- **Do this**
Return the listing below exactly, with the pictures dropped.

- **Input records**
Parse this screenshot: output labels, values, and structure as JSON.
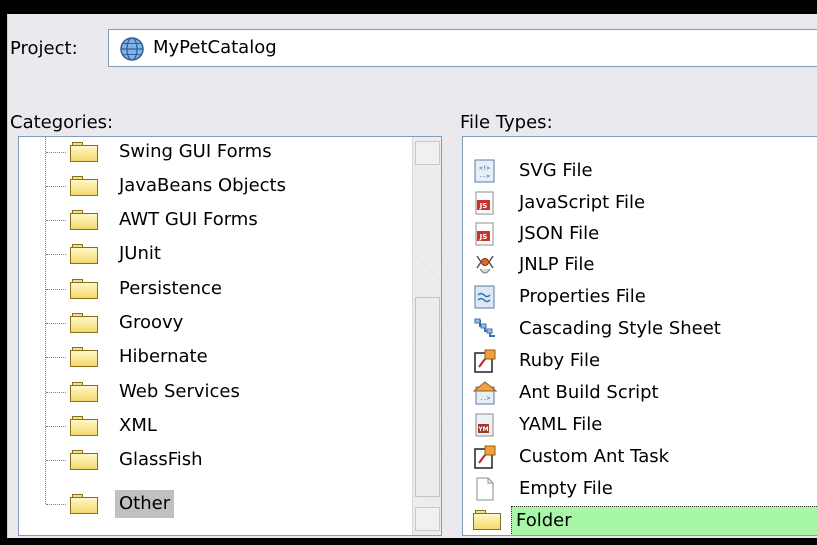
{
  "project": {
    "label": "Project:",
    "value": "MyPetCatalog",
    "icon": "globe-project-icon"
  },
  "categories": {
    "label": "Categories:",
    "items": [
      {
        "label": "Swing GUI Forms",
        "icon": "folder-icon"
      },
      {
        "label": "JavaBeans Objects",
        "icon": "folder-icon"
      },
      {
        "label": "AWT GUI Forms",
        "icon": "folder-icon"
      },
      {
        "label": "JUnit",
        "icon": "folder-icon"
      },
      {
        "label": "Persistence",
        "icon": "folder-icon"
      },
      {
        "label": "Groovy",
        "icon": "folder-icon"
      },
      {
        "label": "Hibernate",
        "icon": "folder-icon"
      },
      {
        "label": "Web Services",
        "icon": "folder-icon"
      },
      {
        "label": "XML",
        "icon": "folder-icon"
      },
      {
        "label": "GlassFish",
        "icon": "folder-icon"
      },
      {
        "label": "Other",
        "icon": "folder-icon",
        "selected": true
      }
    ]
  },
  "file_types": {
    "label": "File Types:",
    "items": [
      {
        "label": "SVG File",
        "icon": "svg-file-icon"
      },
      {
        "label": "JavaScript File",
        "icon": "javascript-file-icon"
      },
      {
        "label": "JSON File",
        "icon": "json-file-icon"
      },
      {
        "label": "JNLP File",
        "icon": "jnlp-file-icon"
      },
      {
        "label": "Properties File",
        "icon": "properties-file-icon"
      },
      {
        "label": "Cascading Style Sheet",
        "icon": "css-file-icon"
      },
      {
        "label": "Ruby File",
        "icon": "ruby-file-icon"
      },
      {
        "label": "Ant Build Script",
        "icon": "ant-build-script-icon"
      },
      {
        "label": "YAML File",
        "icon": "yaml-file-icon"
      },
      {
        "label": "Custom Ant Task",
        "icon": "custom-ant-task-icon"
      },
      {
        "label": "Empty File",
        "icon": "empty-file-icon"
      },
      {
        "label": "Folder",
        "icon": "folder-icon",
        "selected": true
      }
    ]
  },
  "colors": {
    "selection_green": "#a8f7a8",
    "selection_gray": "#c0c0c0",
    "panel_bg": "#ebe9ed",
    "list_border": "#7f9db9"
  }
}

- **Expected answer**
Parse this screenshot: output labels, values, and structure as JSON.
{
  "project": {
    "label": "Project:",
    "value": "MyPetCatalog",
    "icon": "globe-project-icon"
  },
  "categories": {
    "label": "Categories:",
    "items": [
      {
        "label": "Swing GUI Forms",
        "icon": "folder-icon"
      },
      {
        "label": "JavaBeans Objects",
        "icon": "folder-icon"
      },
      {
        "label": "AWT GUI Forms",
        "icon": "folder-icon"
      },
      {
        "label": "JUnit",
        "icon": "folder-icon"
      },
      {
        "label": "Persistence",
        "icon": "folder-icon"
      },
      {
        "label": "Groovy",
        "icon": "folder-icon"
      },
      {
        "label": "Hibernate",
        "icon": "folder-icon"
      },
      {
        "label": "Web Services",
        "icon": "folder-icon"
      },
      {
        "label": "XML",
        "icon": "folder-icon"
      },
      {
        "label": "GlassFish",
        "icon": "folder-icon"
      },
      {
        "label": "Other",
        "icon": "folder-icon",
        "selected": true
      }
    ]
  },
  "file_types": {
    "label": "File Types:",
    "items": [
      {
        "label": "SVG File",
        "icon": "svg-file-icon"
      },
      {
        "label": "JavaScript File",
        "icon": "javascript-file-icon"
      },
      {
        "label": "JSON File",
        "icon": "json-file-icon"
      },
      {
        "label": "JNLP File",
        "icon": "jnlp-file-icon"
      },
      {
        "label": "Properties File",
        "icon": "properties-file-icon"
      },
      {
        "label": "Cascading Style Sheet",
        "icon": "css-file-icon"
      },
      {
        "label": "Ruby File",
        "icon": "ruby-file-icon"
      },
      {
        "label": "Ant Build Script",
        "icon": "ant-build-script-icon"
      },
      {
        "label": "YAML File",
        "icon": "yaml-file-icon"
      },
      {
        "label": "Custom Ant Task",
        "icon": "custom-ant-task-icon"
      },
      {
        "label": "Empty File",
        "icon": "empty-file-icon"
      },
      {
        "label": "Folder",
        "icon": "folder-icon",
        "selected": true
      }
    ]
  },
  "colors": {
    "selection_green": "#a8f7a8",
    "selection_gray": "#c0c0c0",
    "panel_bg": "#ebe9ed",
    "list_border": "#7f9db9"
  }
}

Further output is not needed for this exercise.